_Problems_
1: According to the PELT patch excerpt, what amplifies the issue it describes?
2: From the PELT patch excerpt, reproduce the passage starting with "Subject: Re: [PATCH" and going on through "be also lost.".
3: Render this sentence from the PELT patch excerpt in French: "Once done, that same task will also have its sched_avg last_update_time reset."

Subject: Re: [PATCH v6 2/7] sched/fair: Decay task PELT values during wakeup migration

On Tue, Apr 26, 2022 at 10:35:01AM +0100, Vincent Donnefort wrote:

> Before being migrated to a new CPU, a task sees its PELT values
> synchronized with rq last_update_time. Once done, that same task will also
> have its sched_avg last_update_time reset. This means the time between
> the migration and the last clock update (B) will not be accounted for in
> util_avg and a discontinuity will appear. This issue is amplified by the
> PELT clock scaling. If the clock hasn't been updated while the CPU is
> idle, clock_pelt will not be aligned with clock_task and that time (A)
> will be also lost.

_Source data_

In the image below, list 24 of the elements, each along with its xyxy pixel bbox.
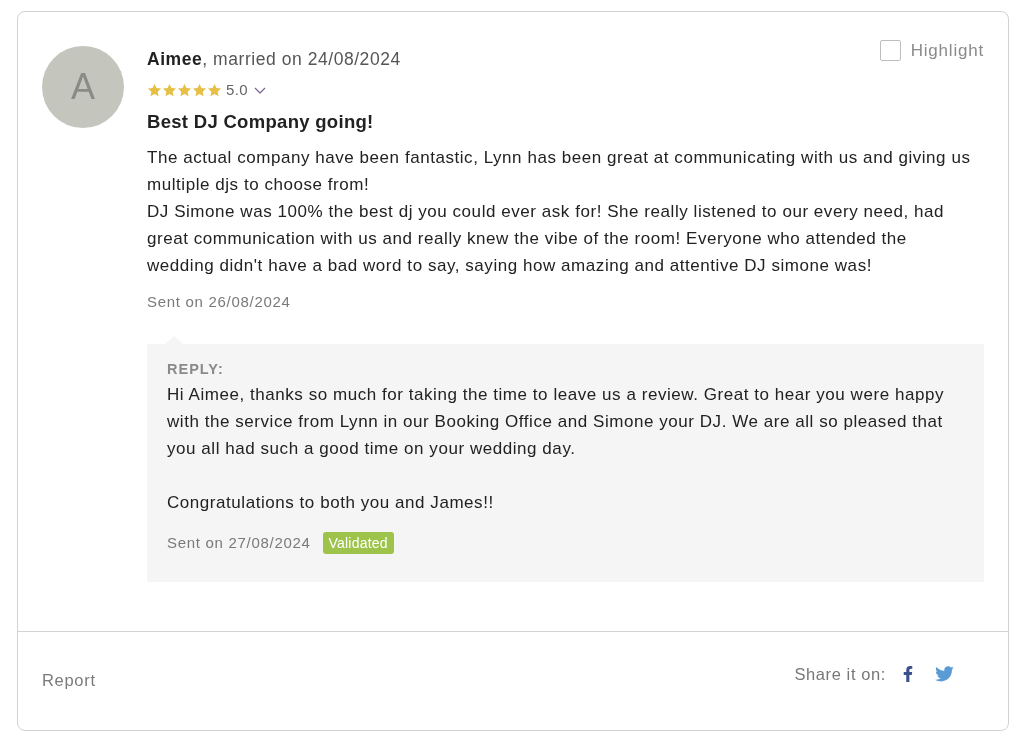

_Exercise solutions_
1: The PELT clock scaling.

2:
Subject: Re: [PATCH v6 2/7] sched/fair: Decay task PELT values during wakeup migration

On Tue, Apr 26, 2022 at 10:35:01AM +0100, Vincent Donnefort wrote:

> Before being migrated to a new CPU, a task sees its PELT values
> synchronized with rq last_update_time. Once done, that same task will also
> have its sched_avg last_update_time reset. This means the time between
> the migration and the last clock update (B) will not be accounted for in
> util_avg and a discontinuity will appear. This issue is amplified by the
> PELT clock scaling. If the clock hasn't been updated while the CPU is
> idle, clock_pelt will not be aligned with clock_task and that time (A)
> will be also lost.

3: Une fois cela fait, cette même tâche verra aussi son sched_avg last_update_time réinitialisé.